--- Text segment ---
[Start of Attachment]

That, and the more interactions it can get, the more data it can suck up to train on and/or sell.
My 2c:
Control:
By adding rules to AI output, the ruling elite seek to regain what the internet took from them: Information control. Some scandal happens? AI monitoring erases all indication of it, or pushes the narrative in the desired direction.We have easy evidence of that on the Canada subreddit. Trudeau, for his faults, was unequivocally the single friendliest prime minister to Alberta that the country ever had, considerably more so than the hack that was Harper. But thanks to astroturfing and media control, the conservatives of Alberta see him as one of the worst.
Monetization of big data. The other that I can see is that AI can solve end of the big data issue. Sure, big data has reams and reams of data. But they’ve had trouble processing it and turning it into useful monetizable information/product. Even Google admits that for all of their data on everyone, their clickthrough rates are atrocious. The hope is that AI can sort through those massive data sets and give them the easy data they want.
They had just as much control with the old search algorithm, though. They could still pick and choose what you see on the search results with their opaque algorithm. The only difference would be that instead of only showing some regime captured media outlet they could generate there own narrative on the fly, but it’s not like there’s a shortage of sycophantic media written by actual people they could pull from.
There isn’t much of a reason for that besides money.
Psychopathy shouldn’t be disregarded though.

[End of Attachment]

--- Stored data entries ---
[Start of Attachment]

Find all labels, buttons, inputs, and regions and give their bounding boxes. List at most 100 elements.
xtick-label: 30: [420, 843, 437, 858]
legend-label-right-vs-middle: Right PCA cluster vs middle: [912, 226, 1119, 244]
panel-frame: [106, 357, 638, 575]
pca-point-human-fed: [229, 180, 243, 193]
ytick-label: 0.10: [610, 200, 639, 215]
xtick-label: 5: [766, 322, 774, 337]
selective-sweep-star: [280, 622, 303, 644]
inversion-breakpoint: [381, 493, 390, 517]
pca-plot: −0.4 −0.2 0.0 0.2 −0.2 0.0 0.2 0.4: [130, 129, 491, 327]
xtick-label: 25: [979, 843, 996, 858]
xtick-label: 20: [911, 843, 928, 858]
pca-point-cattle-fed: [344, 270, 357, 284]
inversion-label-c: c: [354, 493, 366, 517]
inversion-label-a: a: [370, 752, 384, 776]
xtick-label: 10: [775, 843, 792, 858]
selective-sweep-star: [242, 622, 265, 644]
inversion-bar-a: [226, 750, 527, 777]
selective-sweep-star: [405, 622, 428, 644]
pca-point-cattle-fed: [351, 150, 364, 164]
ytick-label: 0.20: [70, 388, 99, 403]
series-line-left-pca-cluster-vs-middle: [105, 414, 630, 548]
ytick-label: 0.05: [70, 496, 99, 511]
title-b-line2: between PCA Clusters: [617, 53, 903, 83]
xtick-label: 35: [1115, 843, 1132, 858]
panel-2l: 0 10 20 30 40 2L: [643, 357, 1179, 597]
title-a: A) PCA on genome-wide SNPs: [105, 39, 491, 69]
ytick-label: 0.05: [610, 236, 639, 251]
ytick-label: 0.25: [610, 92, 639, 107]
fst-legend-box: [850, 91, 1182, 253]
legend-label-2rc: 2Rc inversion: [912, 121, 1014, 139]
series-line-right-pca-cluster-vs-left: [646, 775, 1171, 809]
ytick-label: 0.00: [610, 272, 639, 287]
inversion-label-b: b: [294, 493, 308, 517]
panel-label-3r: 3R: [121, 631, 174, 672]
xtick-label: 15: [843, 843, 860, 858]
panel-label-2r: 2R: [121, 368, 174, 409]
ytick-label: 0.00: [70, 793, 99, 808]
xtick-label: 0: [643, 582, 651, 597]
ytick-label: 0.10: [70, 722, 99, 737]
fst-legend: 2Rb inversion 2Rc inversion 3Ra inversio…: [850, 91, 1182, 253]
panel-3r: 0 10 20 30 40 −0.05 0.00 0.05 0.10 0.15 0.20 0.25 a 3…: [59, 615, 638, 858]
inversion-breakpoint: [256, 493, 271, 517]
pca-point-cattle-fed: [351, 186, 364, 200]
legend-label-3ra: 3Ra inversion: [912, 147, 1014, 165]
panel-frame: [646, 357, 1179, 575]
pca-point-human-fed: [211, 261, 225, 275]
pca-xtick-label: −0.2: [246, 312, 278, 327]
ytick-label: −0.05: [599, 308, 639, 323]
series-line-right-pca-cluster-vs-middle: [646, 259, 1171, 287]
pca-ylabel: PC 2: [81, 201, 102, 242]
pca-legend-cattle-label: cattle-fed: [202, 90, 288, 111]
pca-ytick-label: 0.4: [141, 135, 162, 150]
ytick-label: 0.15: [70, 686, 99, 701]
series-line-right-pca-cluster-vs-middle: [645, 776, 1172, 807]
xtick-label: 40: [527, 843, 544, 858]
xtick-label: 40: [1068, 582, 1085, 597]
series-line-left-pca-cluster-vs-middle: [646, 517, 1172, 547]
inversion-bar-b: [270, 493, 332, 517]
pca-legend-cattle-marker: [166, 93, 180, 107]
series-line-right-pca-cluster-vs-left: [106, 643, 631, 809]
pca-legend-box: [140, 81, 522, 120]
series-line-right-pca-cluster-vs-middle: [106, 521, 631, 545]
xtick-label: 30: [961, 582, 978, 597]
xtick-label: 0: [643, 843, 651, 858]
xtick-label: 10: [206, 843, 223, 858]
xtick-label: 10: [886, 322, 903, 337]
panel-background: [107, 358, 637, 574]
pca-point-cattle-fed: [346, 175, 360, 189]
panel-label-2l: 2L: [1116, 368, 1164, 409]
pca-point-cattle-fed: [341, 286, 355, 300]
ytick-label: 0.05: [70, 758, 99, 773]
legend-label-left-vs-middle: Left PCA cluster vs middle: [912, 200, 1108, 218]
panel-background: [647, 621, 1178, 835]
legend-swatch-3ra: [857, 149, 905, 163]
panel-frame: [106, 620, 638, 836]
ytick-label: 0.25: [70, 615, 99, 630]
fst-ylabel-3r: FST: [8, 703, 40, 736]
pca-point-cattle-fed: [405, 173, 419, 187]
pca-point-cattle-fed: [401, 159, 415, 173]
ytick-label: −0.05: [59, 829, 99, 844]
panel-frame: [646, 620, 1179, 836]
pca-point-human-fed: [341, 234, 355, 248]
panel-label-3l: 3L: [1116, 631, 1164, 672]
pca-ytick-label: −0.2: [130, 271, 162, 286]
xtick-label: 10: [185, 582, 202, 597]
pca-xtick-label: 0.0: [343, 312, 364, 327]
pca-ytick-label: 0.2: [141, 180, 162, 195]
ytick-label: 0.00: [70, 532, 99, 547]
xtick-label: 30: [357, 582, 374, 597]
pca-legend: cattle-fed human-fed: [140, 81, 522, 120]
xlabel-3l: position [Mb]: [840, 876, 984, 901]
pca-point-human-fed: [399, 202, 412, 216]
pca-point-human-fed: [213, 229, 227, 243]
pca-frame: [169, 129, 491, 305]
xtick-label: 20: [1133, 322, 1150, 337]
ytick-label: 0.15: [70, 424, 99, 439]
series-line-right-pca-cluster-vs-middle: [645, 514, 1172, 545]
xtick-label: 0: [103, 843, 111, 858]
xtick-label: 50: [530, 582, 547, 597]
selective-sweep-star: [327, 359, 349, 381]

[End of Attachment]

--- Activity ---
Write what comes next in the forum discussion about AI, big data and information control, starting after its final sentence.

--- Solved exercise ---
New and trendy bandwagon. Aside from the reasons you excluded, fear of being left behind is my best answer to your questions
Your product might not benefit from AI but you definitely can get more VC investment dollars if you bolt an LLM onto the side of it and feature AI as central to what you’re offering. This is because VCs treat tech like fashion and don’t actually understand how it works or how it would integrate into our lives.
This was true for the nascent internet, and for blockchain even more, but truly nobody really understands how llms work so its way worse.
That may be true for small or mid size startups that are reliant on VC money, but we’re talking about Google and Microsoft here, they already have there money printers going and don’t need VC money.
theres serious overlap. they are not mutually exclusive. the ‘text generator’ is utilizing the search prompt to identify the most likely “next word” which would translate to most likely the best result for the search.
theoretically, its just a better search engine being able to handle an obscene number of variables. theoretically.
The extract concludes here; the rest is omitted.